─── Dataset entries ───
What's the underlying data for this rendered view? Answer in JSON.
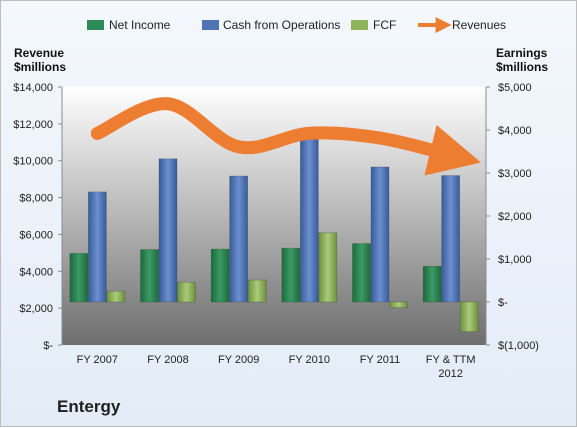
{
  "company": "Entergy",
  "chart_data": {
    "type": "bar",
    "categories": [
      "FY 2007",
      "FY 2008",
      "FY 2009",
      "FY 2010",
      "FY 2011",
      "FY & TTM 2012"
    ],
    "left_axis": {
      "label_line1": "Revenue",
      "label_line2": "$millions",
      "ticks": [
        "$-",
        "$2,000",
        "$4,000",
        "$6,000",
        "$8,000",
        "$10,000",
        "$12,000",
        "$14,000"
      ],
      "ylim": [
        0,
        14000
      ]
    },
    "right_axis": {
      "label_line1": "Earnings",
      "label_line2": "$millions",
      "ticks": [
        "$(1,000)",
        "$-",
        "$1,000",
        "$2,000",
        "$3,000",
        "$4,000",
        "$5,000"
      ],
      "ylim": [
        -1000,
        5000
      ]
    },
    "series": [
      {
        "name": "Net Income",
        "axis": "right",
        "color": "#2e8b57",
        "values": [
          1130,
          1220,
          1230,
          1250,
          1360,
          830
        ]
      },
      {
        "name": "Cash from Operations",
        "axis": "right",
        "color": "#4f74b5",
        "values": [
          2560,
          3330,
          2930,
          3920,
          3140,
          2940
        ]
      },
      {
        "name": "FCF",
        "axis": "right",
        "color": "#8fb35a",
        "values": [
          250,
          460,
          510,
          1610,
          -130,
          -690
        ]
      },
      {
        "name": "Revenues",
        "axis": "left",
        "type": "line",
        "color": "#ed7d31",
        "values": [
          11480,
          13090,
          10750,
          11490,
          11230,
          10300
        ]
      }
    ],
    "legend_position": "top",
    "grid": false
  }
}
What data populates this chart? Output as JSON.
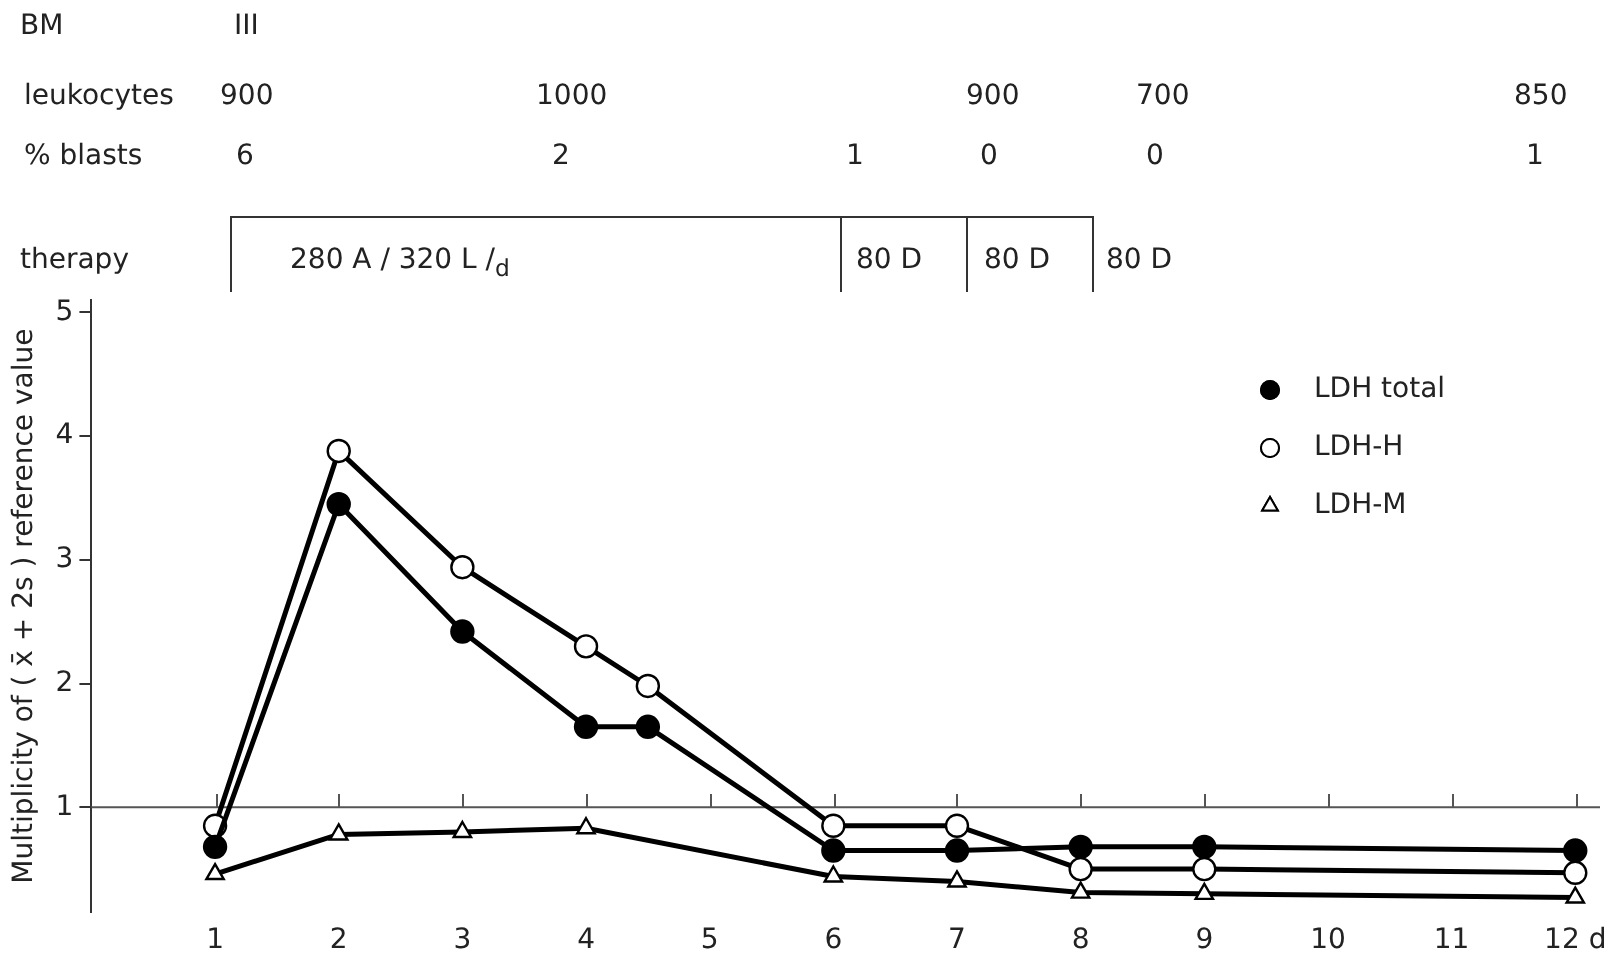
{
  "chart_data": {
    "type": "line",
    "ylabel": "Multiplicity of ( x̄ + 2s ) reference value",
    "x": [
      1,
      2,
      3,
      4,
      4.5,
      6,
      7,
      8,
      9,
      12
    ],
    "series": [
      {
        "name": "LDH total",
        "color": "#000000",
        "marker": "circle",
        "colors": [
          "#000000",
          "#000000",
          "#000000",
          "#000000",
          "#000000",
          "#000000",
          "#000000",
          "#000000",
          "#000000",
          "#000000"
        ],
        "values": [
          0.68,
          3.45,
          2.42,
          1.65,
          1.65,
          0.65,
          0.65,
          0.68,
          0.68,
          0.65
        ]
      },
      {
        "name": "LDH-H",
        "color": "#000000",
        "marker": "circle",
        "colors": [
          "#ffffff",
          "#ffffff",
          "#ffffff",
          "#ffffff",
          "#ffffff",
          "#ffffff",
          "#ffffff",
          "#ffffff",
          "#ffffff",
          "#ffffff"
        ],
        "values": [
          0.85,
          3.88,
          2.94,
          2.3,
          1.98,
          0.85,
          0.85,
          0.5,
          0.5,
          0.47
        ]
      },
      {
        "name": "LDH-M",
        "color": "#000000",
        "marker": "triangle",
        "colors": [
          "#ffffff",
          "#ffffff",
          "#ffffff",
          "#ffffff",
          "#ffffff",
          "#ffffff",
          "#ffffff",
          "#ffffff",
          "#ffffff"
        ],
        "x": [
          1,
          2,
          3,
          4,
          6,
          7,
          8,
          9,
          12
        ],
        "values": [
          0.46,
          0.78,
          0.8,
          0.83,
          0.44,
          0.4,
          0.31,
          0.3,
          0.27
        ]
      }
    ],
    "xlim": [
      0,
      12.2
    ],
    "xticks": [
      1,
      2,
      3,
      4,
      5,
      6,
      7,
      8,
      9,
      10,
      11,
      {
        "value": 12,
        "label": "12 d"
      }
    ],
    "ylim": [
      0.15,
      5.1
    ],
    "yticks": [
      1,
      2,
      3,
      4,
      5
    ],
    "ref_lines": [
      {
        "axis": "y",
        "value": 1,
        "color": "#555555"
      }
    ],
    "grid": false,
    "legend": "top right",
    "line_style": "solid",
    "annotations": [
      "BM",
      "III",
      "leukocytes",
      "900",
      "1000",
      "900",
      "700",
      "850",
      "% blasts",
      "6",
      "2",
      "1",
      "0",
      "0",
      "1",
      "therapy",
      "280 A / 320 L /$_{d}$",
      "80 D",
      "80 D",
      "80 D"
    ]
  }
}
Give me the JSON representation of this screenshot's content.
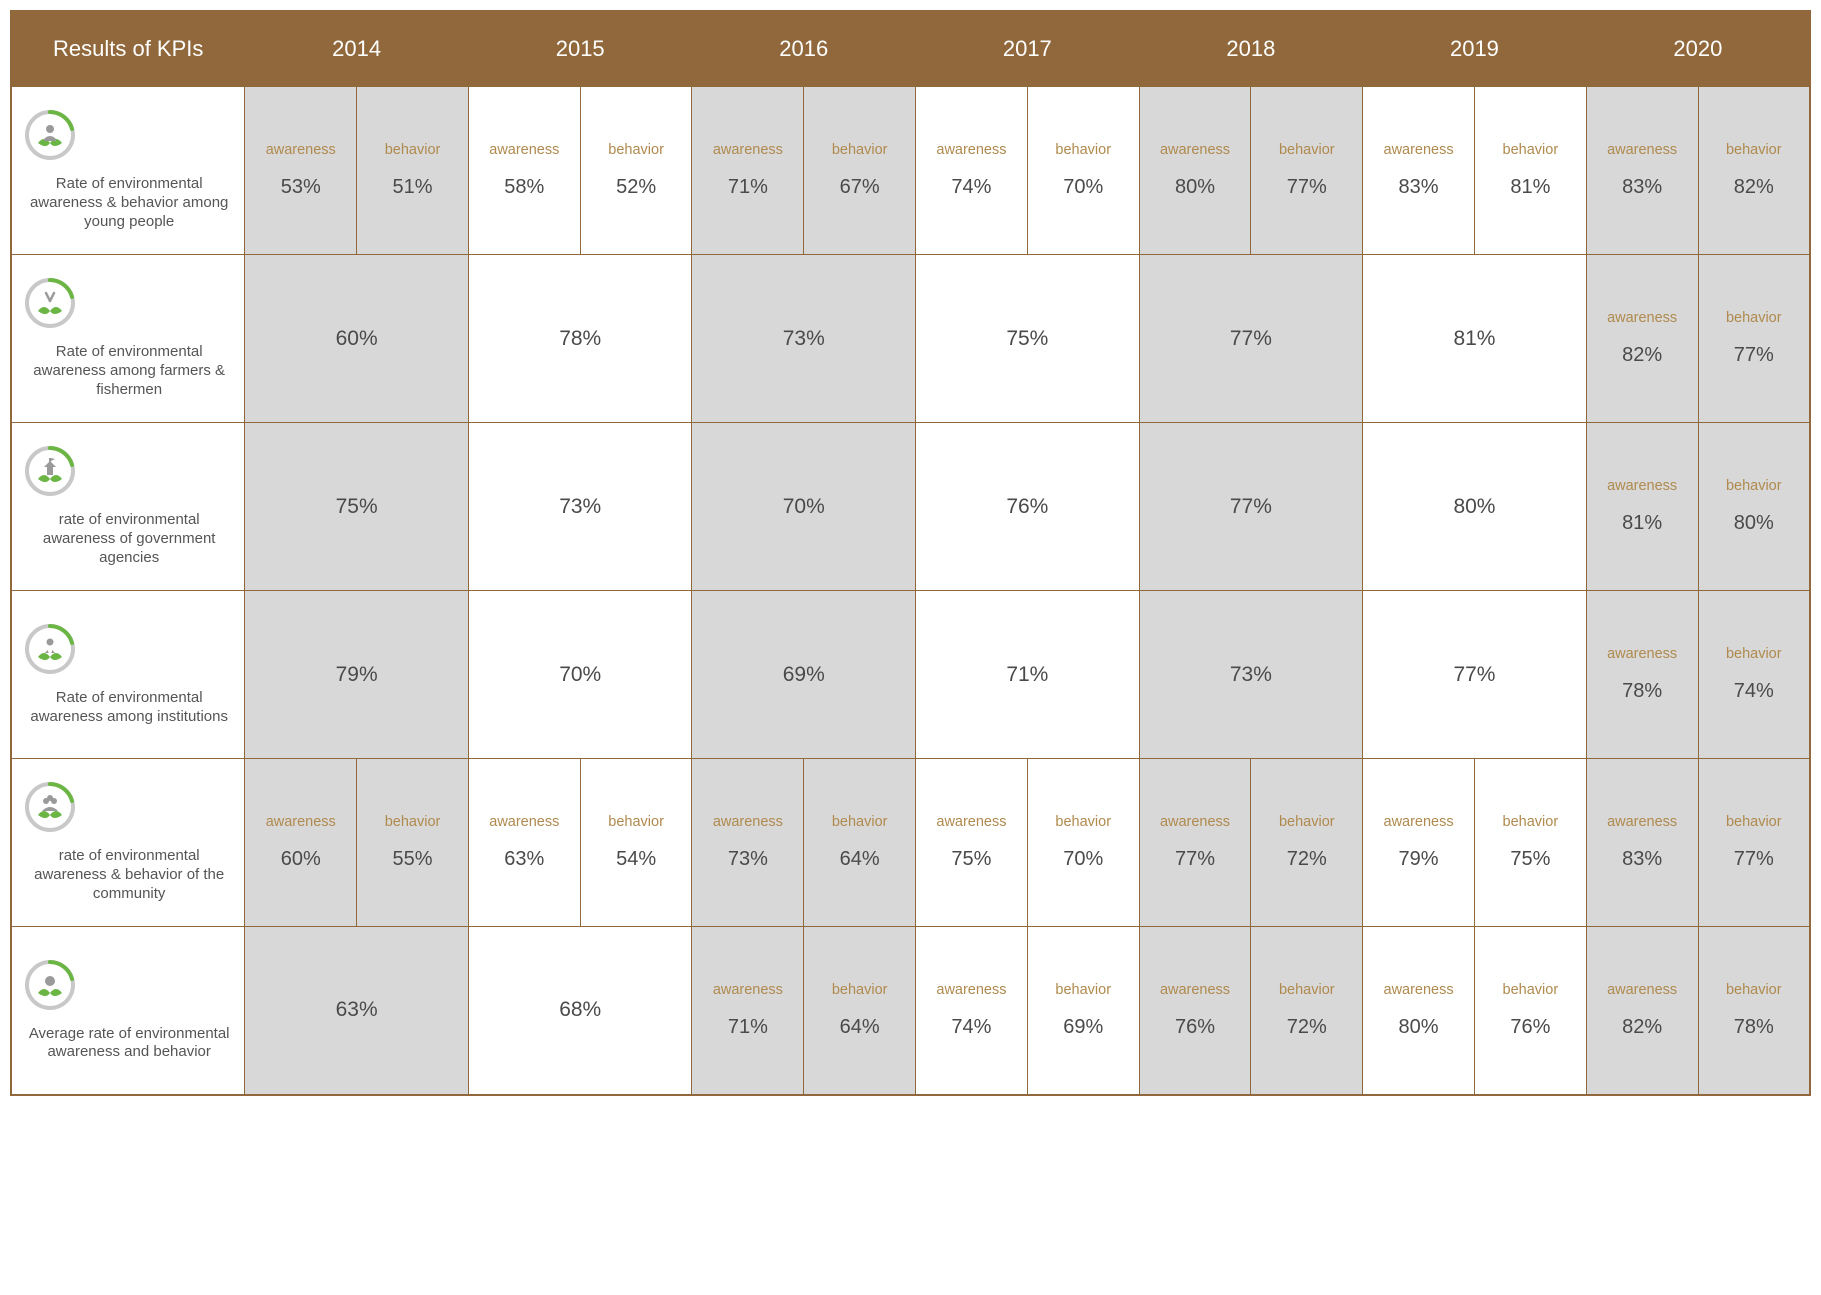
{
  "colors": {
    "header_bg": "#91683b",
    "header_text": "#ffffff",
    "border": "#91683b",
    "shade_bg": "#d8d8d8",
    "noshade_bg": "#ffffff",
    "label_color": "#b08a4e",
    "value_color": "#4a4a4a",
    "rowlabel_color": "#555555"
  },
  "header": {
    "title": "Results of KPIs",
    "years": [
      "2014",
      "2015",
      "2016",
      "2017",
      "2018",
      "2019",
      "2020"
    ]
  },
  "sub_labels": {
    "a": "awareness",
    "b": "behavior"
  },
  "rows": [
    {
      "icon": "person",
      "label": "Rate of environmental awareness & behavior among young people",
      "cells": [
        {
          "split": true,
          "a": "53%",
          "b": "51%",
          "shade": true
        },
        {
          "split": true,
          "a": "58%",
          "b": "52%",
          "shade": false
        },
        {
          "split": true,
          "a": "71%",
          "b": "67%",
          "shade": true
        },
        {
          "split": true,
          "a": "74%",
          "b": "70%",
          "shade": false
        },
        {
          "split": true,
          "a": "80%",
          "b": "77%",
          "shade": true
        },
        {
          "split": true,
          "a": "83%",
          "b": "81%",
          "shade": false
        },
        {
          "split": true,
          "a": "83%",
          "b": "82%",
          "shade": true
        }
      ]
    },
    {
      "icon": "tools",
      "label": "Rate of environmental awareness among farmers & fishermen",
      "cells": [
        {
          "split": false,
          "v": "60%",
          "shade": true
        },
        {
          "split": false,
          "v": "78%",
          "shade": false
        },
        {
          "split": false,
          "v": "73%",
          "shade": true
        },
        {
          "split": false,
          "v": "75%",
          "shade": false
        },
        {
          "split": false,
          "v": "77%",
          "shade": true
        },
        {
          "split": false,
          "v": "81%",
          "shade": false
        },
        {
          "split": true,
          "a": "82%",
          "b": "77%",
          "shade": true
        }
      ]
    },
    {
      "icon": "gov",
      "label": "rate of environmental awareness of government agencies",
      "cells": [
        {
          "split": false,
          "v": "75%",
          "shade": true
        },
        {
          "split": false,
          "v": "73%",
          "shade": false
        },
        {
          "split": false,
          "v": "70%",
          "shade": true
        },
        {
          "split": false,
          "v": "76%",
          "shade": false
        },
        {
          "split": false,
          "v": "77%",
          "shade": true
        },
        {
          "split": false,
          "v": "80%",
          "shade": false
        },
        {
          "split": true,
          "a": "81%",
          "b": "80%",
          "shade": true
        }
      ]
    },
    {
      "icon": "inst",
      "label": "Rate of environmental awareness among institutions",
      "cells": [
        {
          "split": false,
          "v": "79%",
          "shade": true
        },
        {
          "split": false,
          "v": "70%",
          "shade": false
        },
        {
          "split": false,
          "v": "69%",
          "shade": true
        },
        {
          "split": false,
          "v": "71%",
          "shade": false
        },
        {
          "split": false,
          "v": "73%",
          "shade": true
        },
        {
          "split": false,
          "v": "77%",
          "shade": false
        },
        {
          "split": true,
          "a": "78%",
          "b": "74%",
          "shade": true
        }
      ]
    },
    {
      "icon": "community",
      "label": "rate of environmental awareness & behavior of the community",
      "cells": [
        {
          "split": true,
          "a": "60%",
          "b": "55%",
          "shade": true
        },
        {
          "split": true,
          "a": "63%",
          "b": "54%",
          "shade": false
        },
        {
          "split": true,
          "a": "73%",
          "b": "64%",
          "shade": true
        },
        {
          "split": true,
          "a": "75%",
          "b": "70%",
          "shade": false
        },
        {
          "split": true,
          "a": "77%",
          "b": "72%",
          "shade": true
        },
        {
          "split": true,
          "a": "79%",
          "b": "75%",
          "shade": false
        },
        {
          "split": true,
          "a": "83%",
          "b": "77%",
          "shade": true
        }
      ]
    },
    {
      "icon": "avg",
      "label": "Average rate of environmental awareness and behavior",
      "cells": [
        {
          "split": false,
          "v": "63%",
          "shade": true
        },
        {
          "split": false,
          "v": "68%",
          "shade": false
        },
        {
          "split": true,
          "a": "71%",
          "b": "64%",
          "shade": true
        },
        {
          "split": true,
          "a": "74%",
          "b": "69%",
          "shade": false
        },
        {
          "split": true,
          "a": "76%",
          "b": "72%",
          "shade": true
        },
        {
          "split": true,
          "a": "80%",
          "b": "76%",
          "shade": false
        },
        {
          "split": true,
          "a": "82%",
          "b": "78%",
          "shade": true
        }
      ]
    }
  ]
}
───
_The task:_ Show all lines in the entries above where the string "What" appears.

_Result:_
What's the underlying data for this rendered view? Answer in JSON.
What data populates this chart? Output as JSON.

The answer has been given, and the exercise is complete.